YOUR OBJECTIVE
Copy out all of the data exactly as it appears.

* Start RECORDS FOR THE TASK *

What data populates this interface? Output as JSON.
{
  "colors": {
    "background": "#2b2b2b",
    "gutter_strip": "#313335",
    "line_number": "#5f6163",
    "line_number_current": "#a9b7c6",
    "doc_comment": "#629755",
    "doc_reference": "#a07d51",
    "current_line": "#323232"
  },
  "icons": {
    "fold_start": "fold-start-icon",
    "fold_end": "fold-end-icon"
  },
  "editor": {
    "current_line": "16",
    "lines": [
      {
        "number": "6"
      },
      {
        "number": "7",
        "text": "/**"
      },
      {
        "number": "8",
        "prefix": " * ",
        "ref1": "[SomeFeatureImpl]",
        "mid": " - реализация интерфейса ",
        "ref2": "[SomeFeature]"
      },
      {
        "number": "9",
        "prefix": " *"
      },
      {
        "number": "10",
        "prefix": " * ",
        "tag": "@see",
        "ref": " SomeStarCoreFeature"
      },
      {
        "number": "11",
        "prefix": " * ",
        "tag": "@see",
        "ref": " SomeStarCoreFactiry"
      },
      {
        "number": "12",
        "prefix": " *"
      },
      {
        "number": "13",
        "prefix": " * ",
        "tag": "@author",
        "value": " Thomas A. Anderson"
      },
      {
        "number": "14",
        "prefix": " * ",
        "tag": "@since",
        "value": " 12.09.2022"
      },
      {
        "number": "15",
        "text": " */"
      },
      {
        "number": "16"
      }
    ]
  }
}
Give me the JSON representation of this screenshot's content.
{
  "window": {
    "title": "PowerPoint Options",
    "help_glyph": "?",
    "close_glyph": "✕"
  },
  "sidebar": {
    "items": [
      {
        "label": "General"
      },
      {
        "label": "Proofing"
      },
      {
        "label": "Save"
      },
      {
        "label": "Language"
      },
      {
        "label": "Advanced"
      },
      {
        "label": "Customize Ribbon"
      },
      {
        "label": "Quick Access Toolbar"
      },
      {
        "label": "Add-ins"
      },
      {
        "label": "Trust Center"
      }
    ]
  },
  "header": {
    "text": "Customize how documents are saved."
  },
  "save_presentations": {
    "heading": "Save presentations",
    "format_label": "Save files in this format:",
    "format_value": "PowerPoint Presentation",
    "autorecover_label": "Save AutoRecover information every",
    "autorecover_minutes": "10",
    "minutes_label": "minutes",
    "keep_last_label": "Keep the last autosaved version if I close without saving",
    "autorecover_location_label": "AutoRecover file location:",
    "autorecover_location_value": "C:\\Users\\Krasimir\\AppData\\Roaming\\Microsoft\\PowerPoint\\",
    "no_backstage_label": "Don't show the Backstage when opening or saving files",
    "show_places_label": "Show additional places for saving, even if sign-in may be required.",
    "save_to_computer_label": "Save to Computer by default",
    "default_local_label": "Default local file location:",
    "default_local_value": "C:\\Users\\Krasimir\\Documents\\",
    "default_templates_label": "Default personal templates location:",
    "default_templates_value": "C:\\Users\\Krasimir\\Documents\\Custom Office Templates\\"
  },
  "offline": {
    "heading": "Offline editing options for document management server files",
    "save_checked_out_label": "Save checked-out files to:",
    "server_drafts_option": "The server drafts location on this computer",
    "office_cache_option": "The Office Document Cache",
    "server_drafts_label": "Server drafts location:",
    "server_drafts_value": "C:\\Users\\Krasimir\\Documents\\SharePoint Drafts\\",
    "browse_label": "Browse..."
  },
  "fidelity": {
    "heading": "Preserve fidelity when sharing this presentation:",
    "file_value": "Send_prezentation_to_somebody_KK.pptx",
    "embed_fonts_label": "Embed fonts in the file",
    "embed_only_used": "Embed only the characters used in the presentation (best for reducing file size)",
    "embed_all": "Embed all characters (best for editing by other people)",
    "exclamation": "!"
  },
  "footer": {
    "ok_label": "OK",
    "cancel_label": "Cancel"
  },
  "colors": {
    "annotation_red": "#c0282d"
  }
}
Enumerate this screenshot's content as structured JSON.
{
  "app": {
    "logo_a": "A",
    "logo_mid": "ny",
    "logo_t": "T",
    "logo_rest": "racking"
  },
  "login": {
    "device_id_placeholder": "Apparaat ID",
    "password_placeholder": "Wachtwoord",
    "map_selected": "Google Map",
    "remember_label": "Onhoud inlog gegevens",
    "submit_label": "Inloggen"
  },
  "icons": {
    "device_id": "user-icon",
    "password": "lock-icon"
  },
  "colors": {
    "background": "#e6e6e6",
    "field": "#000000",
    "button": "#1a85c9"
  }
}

* End RECORDS FOR THE TASK *

THE COMPLETED TASK
What data populates this interface? Output as JSON.
{
  "colors": {
    "background": "#2b2b2b",
    "gutter_strip": "#313335",
    "line_number": "#5f6163",
    "line_number_current": "#a9b7c6",
    "doc_comment": "#629755",
    "doc_reference": "#a07d51",
    "current_line": "#323232"
  },
  "icons": {
    "fold_start": "fold-start-icon",
    "fold_end": "fold-end-icon"
  },
  "editor": {
    "current_line": "16",
    "lines": [
      {
        "number": "6"
      },
      {
        "number": "7",
        "text": "/**"
      },
      {
        "number": "8",
        "prefix": " * ",
        "ref1": "[SomeFeatureImpl]",
        "mid": " - реализация интерфейса ",
        "ref2": "[SomeFeature]"
      },
      {
        "number": "9",
        "prefix": " *"
      },
      {
        "number": "10",
        "prefix": " * ",
        "tag": "@see",
        "ref": " SomeStarCoreFeature"
      },
      {
        "number": "11",
        "prefix": " * ",
        "tag": "@see",
        "ref": " SomeStarCoreFactiry"
      },
      {
        "number": "12",
        "prefix": " *"
      },
      {
        "number": "13",
        "prefix": " * ",
        "tag": "@author",
        "value": " Thomas A. Anderson"
      },
      {
        "number": "14",
        "prefix": " * ",
        "tag": "@since",
        "value": " 12.09.2022"
      },
      {
        "number": "15",
        "text": " */"
      },
      {
        "number": "16"
      }
    ]
  }
}
Give me the JSON representation of this screenshot's content.
{
  "window": {
    "title": "PowerPoint Options",
    "help_glyph": "?",
    "close_glyph": "✕"
  },
  "sidebar": {
    "items": [
      {
        "label": "General"
      },
      {
        "label": "Proofing"
      },
      {
        "label": "Save"
      },
      {
        "label": "Language"
      },
      {
        "label": "Advanced"
      },
      {
        "label": "Customize Ribbon"
      },
      {
        "label": "Quick Access Toolbar"
      },
      {
        "label": "Add-ins"
      },
      {
        "label": "Trust Center"
      }
    ]
  },
  "header": {
    "text": "Customize how documents are saved."
  },
  "save_presentations": {
    "heading": "Save presentations",
    "format_label": "Save files in this format:",
    "format_value": "PowerPoint Presentation",
    "autorecover_label": "Save AutoRecover information every",
    "autorecover_minutes": "10",
    "minutes_label": "minutes",
    "keep_last_label": "Keep the last autosaved version if I close without saving",
    "autorecover_location_label": "AutoRecover file location:",
    "autorecover_location_value": "C:\\Users\\Krasimir\\AppData\\Roaming\\Microsoft\\PowerPoint\\",
    "no_backstage_label": "Don't show the Backstage when opening or saving files",
    "show_places_label": "Show additional places for saving, even if sign-in may be required.",
    "save_to_computer_label": "Save to Computer by default",
    "default_local_label": "Default local file location:",
    "default_local_value": "C:\\Users\\Krasimir\\Documents\\",
    "default_templates_label": "Default personal templates location:",
    "default_templates_value": "C:\\Users\\Krasimir\\Documents\\Custom Office Templates\\"
  },
  "offline": {
    "heading": "Offline editing options for document management server files",
    "save_checked_out_label": "Save checked-out files to:",
    "server_drafts_option": "The server drafts location on this computer",
    "office_cache_option": "The Office Document Cache",
    "server_drafts_label": "Server drafts location:",
    "server_drafts_value": "C:\\Users\\Krasimir\\Documents\\SharePoint Drafts\\",
    "browse_label": "Browse..."
  },
  "fidelity": {
    "heading": "Preserve fidelity when sharing this presentation:",
    "file_value": "Send_prezentation_to_somebody_KK.pptx",
    "embed_fonts_label": "Embed fonts in the file",
    "embed_only_used": "Embed only the characters used in the presentation (best for reducing file size)",
    "embed_all": "Embed all characters (best for editing by other people)",
    "exclamation": "!"
  },
  "footer": {
    "ok_label": "OK",
    "cancel_label": "Cancel"
  },
  "colors": {
    "annotation_red": "#c0282d"
  }
}
Enumerate this screenshot's content as structured JSON.
{
  "app": {
    "logo_a": "A",
    "logo_mid": "ny",
    "logo_t": "T",
    "logo_rest": "racking"
  },
  "login": {
    "device_id_placeholder": "Apparaat ID",
    "password_placeholder": "Wachtwoord",
    "map_selected": "Google Map",
    "remember_label": "Onhoud inlog gegevens",
    "submit_label": "Inloggen"
  },
  "icons": {
    "device_id": "user-icon",
    "password": "lock-icon"
  },
  "colors": {
    "background": "#e6e6e6",
    "field": "#000000",
    "button": "#1a85c9"
  }
}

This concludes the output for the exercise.